- WHAT TO DO -
Copy out the items below verbatim, from the first line through the line containing "- price-adult-day-group: 3,700", with both of those lines included.

### INFORMATION GIVEN ###

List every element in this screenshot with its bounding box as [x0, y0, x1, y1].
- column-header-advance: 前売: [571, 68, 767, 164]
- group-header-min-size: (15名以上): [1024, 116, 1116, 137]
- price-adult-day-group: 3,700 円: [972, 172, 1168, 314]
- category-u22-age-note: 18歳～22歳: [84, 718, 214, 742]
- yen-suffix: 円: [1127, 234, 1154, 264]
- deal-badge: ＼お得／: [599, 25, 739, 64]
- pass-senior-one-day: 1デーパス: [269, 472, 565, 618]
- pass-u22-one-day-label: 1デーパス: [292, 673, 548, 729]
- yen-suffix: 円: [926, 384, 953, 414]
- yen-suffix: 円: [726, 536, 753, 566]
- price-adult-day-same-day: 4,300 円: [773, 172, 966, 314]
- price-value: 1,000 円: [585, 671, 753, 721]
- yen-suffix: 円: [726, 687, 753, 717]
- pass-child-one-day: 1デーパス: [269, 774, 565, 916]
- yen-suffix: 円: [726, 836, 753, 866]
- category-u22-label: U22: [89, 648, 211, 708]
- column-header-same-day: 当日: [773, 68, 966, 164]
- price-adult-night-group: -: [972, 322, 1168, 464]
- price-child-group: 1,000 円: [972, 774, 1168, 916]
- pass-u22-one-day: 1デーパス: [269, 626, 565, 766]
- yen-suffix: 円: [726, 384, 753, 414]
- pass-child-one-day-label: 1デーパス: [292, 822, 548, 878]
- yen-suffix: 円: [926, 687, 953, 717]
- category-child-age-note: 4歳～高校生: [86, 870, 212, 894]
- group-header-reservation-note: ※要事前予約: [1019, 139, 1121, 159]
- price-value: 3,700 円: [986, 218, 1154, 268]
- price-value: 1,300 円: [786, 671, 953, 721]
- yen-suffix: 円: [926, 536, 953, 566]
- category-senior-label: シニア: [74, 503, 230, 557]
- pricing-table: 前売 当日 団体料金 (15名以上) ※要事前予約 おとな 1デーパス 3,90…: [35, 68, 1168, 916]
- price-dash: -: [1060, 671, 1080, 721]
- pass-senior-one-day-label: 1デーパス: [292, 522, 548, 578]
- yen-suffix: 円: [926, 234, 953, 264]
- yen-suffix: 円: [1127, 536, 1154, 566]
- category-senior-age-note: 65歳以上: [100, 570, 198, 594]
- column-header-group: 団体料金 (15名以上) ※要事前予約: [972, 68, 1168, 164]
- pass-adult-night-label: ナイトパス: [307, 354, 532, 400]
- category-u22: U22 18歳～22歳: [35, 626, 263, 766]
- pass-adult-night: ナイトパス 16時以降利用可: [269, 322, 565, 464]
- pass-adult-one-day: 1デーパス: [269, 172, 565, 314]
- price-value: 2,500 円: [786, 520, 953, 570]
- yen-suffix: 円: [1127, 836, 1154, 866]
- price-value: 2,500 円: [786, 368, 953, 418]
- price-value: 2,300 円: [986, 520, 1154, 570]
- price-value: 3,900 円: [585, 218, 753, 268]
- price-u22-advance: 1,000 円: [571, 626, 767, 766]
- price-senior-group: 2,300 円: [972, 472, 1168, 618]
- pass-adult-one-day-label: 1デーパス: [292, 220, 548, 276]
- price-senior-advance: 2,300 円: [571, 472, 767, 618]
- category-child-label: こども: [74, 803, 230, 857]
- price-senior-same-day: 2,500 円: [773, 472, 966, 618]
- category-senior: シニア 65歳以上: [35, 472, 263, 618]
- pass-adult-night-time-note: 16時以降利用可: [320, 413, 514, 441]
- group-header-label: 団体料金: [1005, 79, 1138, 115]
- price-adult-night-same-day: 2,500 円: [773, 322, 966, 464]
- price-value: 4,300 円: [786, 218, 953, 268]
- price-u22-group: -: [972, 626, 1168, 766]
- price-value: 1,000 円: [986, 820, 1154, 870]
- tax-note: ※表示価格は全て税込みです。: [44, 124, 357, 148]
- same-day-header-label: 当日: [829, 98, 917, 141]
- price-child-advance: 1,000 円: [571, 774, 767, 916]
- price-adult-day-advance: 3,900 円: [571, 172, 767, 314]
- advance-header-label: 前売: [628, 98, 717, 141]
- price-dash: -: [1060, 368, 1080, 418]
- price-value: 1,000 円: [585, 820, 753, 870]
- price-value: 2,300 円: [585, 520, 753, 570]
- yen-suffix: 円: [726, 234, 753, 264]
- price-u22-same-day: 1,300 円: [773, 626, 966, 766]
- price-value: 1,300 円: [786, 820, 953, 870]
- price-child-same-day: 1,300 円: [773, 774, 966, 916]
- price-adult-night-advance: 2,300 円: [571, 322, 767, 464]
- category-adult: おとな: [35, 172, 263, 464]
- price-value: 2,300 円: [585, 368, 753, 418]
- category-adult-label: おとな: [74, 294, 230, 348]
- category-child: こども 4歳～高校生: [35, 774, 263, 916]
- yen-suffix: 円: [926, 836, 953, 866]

###

- SOLUTION BELOW -
List every element in this screenshot with its bounding box as [x0, y0, x1, y1].
- column-header-advance: 前売: [571, 68, 767, 164]
- group-header-min-size: (15名以上): [1024, 116, 1116, 137]
- price-adult-day-group: 3,700 円: [972, 172, 1168, 314]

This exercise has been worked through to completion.